Could you write out the records below exactly as they appear, leaving out any pictures?

Collected data:
- - - -

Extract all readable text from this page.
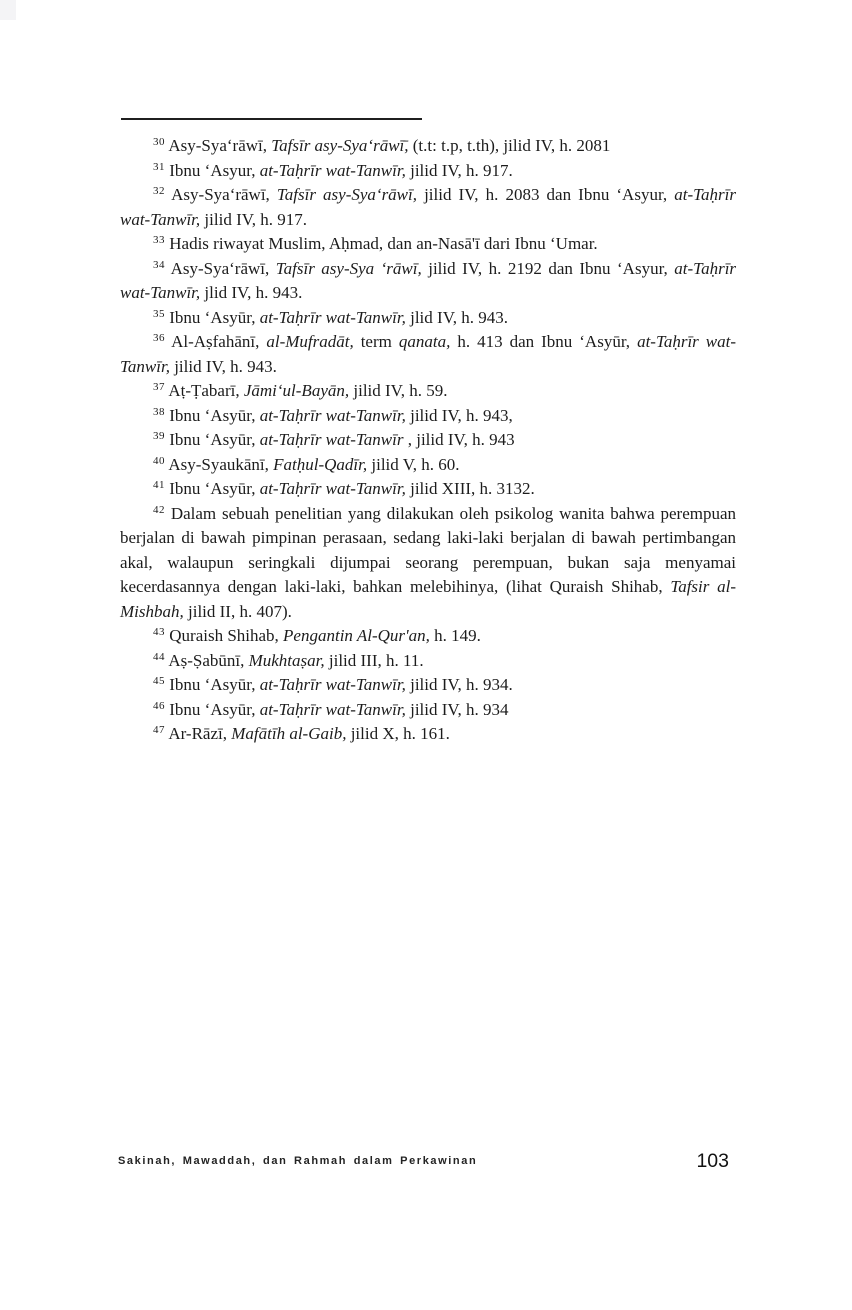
$^{30}$ Asy-Sya‘rāwī, Tafsīr asy-Sya‘rāwī̄, (t.t: t.p, t.th), jilid IV, h. 2081

$^{31}$ Ibnu ‘Asyur, at-Taḥrīr wat-Tanwīr, jilid IV, h. 917.

$^{32}$ Asy-Sya‘rāwī, Tafsīr asy-Sya‘rāwī, jilid IV, h. 2083 dan Ibnu ‘Asyur, at-Taḥrīr wat-Tanwīr, jilid IV, h. 917.

$^{33}$ Hadis riwayat Muslim, Aḥmad, dan an-Nasā'ī dari Ibnu ‘Umar.

$^{34}$ Asy-Sya‘rāwī, Tafsīr asy-Sya ‘rāwī, jilid IV, h. 2192 dan Ibnu ‘Asyur, at-Taḥrīr wat-Tanwīr, jlid IV, h. 943.

$^{35}$ Ibnu ‘Asyūr, at-Taḥrīr wat-Tanwīr, jlid IV, h. 943.

$^{36}$ Al-Aṣfahānī, al-Mufradāt, term qanata, h. 413 dan Ibnu ‘Asyūr, at-Taḥrīr wat-Tanwīr, jilid IV, h. 943.

$^{37}$ Aṭ-Ṭabarī, Jāmi‘ul-Bayān, jilid IV, h. 59.

$^{38}$ Ibnu ‘Asyūr, at-Taḥrīr wat-Tanwīr, jilid IV, h. 943,

$^{39}$ Ibnu ‘Asyūr, at-Taḥrīr wat-Tanwīr , jilid IV, h. 943

$^{40}$ Asy-Syaukānī, Fatḥul-Qadīr, jilid V, h. 60.

$^{41}$ Ibnu ‘Asyūr, at-Taḥrīr wat-Tanwīr, jilid XIII, h. 3132.

$^{42}$ Dalam sebuah penelitian yang dilakukan oleh psikolog wanita bahwa perempuan berjalan di bawah pimpinan perasaan, sedang laki-laki berjalan di bawah pertimbangan akal, walaupun seringkali dijumpai seorang perempuan, bukan saja menyamai kecerdasannya dengan laki-laki, bahkan melebihinya, (lihat Quraish Shihab, Tafsir al-Mishbah, jilid II, h. 407).

$^{43}$ Quraish Shihab, Pengantin Al-Qur'an, h. 149.

$^{44}$ Aṣ-Ṣabūnī, Mukhtaṣar, jilid III, h. 11.

$^{45}$ Ibnu ‘Asyūr, at-Taḥrīr wat-Tanwīr, jilid IV, h. 934.

$^{46}$ Ibnu ‘Asyūr, at-Taḥrīr wat-Tanwīr, jilid IV, h. 934

$^{47}$ Ar-Rāzī, Mafātīh al-Gaib, jilid X, h. 161.

Sakinah, Mawaddah, dan Rahmah dalam Perkawinan	103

- - - -

ANSWER TO THE TASK ::
Extract all readable text from this page.
$^{30}$ Asy-Sya‘rāwī, Tafsīr asy-Sya‘rāwī̄, (t.t: t.p, t.th), jilid IV, h. 2081

$^{31}$ Ibnu ‘Asyur, at-Taḥrīr wat-Tanwīr, jilid IV, h. 917.

$^{32}$ Asy-Sya‘rāwī, Tafsīr asy-Sya‘rāwī, jilid IV, h. 2083 dan Ibnu ‘Asyur, at-Taḥrīr wat-Tanwīr, jilid IV, h. 917.

$^{33}$ Hadis riwayat Muslim, Aḥmad, dan an-Nasā'ī dari Ibnu ‘Umar.

$^{34}$ Asy-Sya‘rāwī, Tafsīr asy-Sya ‘rāwī, jilid IV, h. 2192 dan Ibnu ‘Asyur, at-Taḥrīr wat-Tanwīr, jlid IV, h. 943.

$^{35}$ Ibnu ‘Asyūr, at-Taḥrīr wat-Tanwīr, jlid IV, h. 943.

$^{36}$ Al-Aṣfahānī, al-Mufradāt, term qanata, h. 413 dan Ibnu ‘Asyūr, at-Taḥrīr wat-Tanwīr, jilid IV, h. 943.

$^{37}$ Aṭ-Ṭabarī, Jāmi‘ul-Bayān, jilid IV, h. 59.

$^{38}$ Ibnu ‘Asyūr, at-Taḥrīr wat-Tanwīr, jilid IV, h. 943,

$^{39}$ Ibnu ‘Asyūr, at-Taḥrīr wat-Tanwīr , jilid IV, h. 943

$^{40}$ Asy-Syaukānī, Fatḥul-Qadīr, jilid V, h. 60.

$^{41}$ Ibnu ‘Asyūr, at-Taḥrīr wat-Tanwīr, jilid XIII, h. 3132.

$^{42}$ Dalam sebuah penelitian yang dilakukan oleh psikolog wanita bahwa perempuan berjalan di bawah pimpinan perasaan, sedang laki-laki berjalan di bawah pertimbangan akal, walaupun seringkali dijumpai seorang perempuan, bukan saja menyamai kecerdasannya dengan laki-laki, bahkan melebihinya, (lihat Quraish Shihab, Tafsir al-Mishbah, jilid II, h. 407).

$^{43}$ Quraish Shihab, Pengantin Al-Qur'an, h. 149.

$^{44}$ Aṣ-Ṣabūnī, Mukhtaṣar, jilid III, h. 11.

$^{45}$ Ibnu ‘Asyūr, at-Taḥrīr wat-Tanwīr, jilid IV, h. 934.

$^{46}$ Ibnu ‘Asyūr, at-Taḥrīr wat-Tanwīr, jilid IV, h. 934

$^{47}$ Ar-Rāzī, Mafātīh al-Gaib, jilid X, h. 161.

Sakinah, Mawaddah, dan Rahmah dalam Perkawinan	103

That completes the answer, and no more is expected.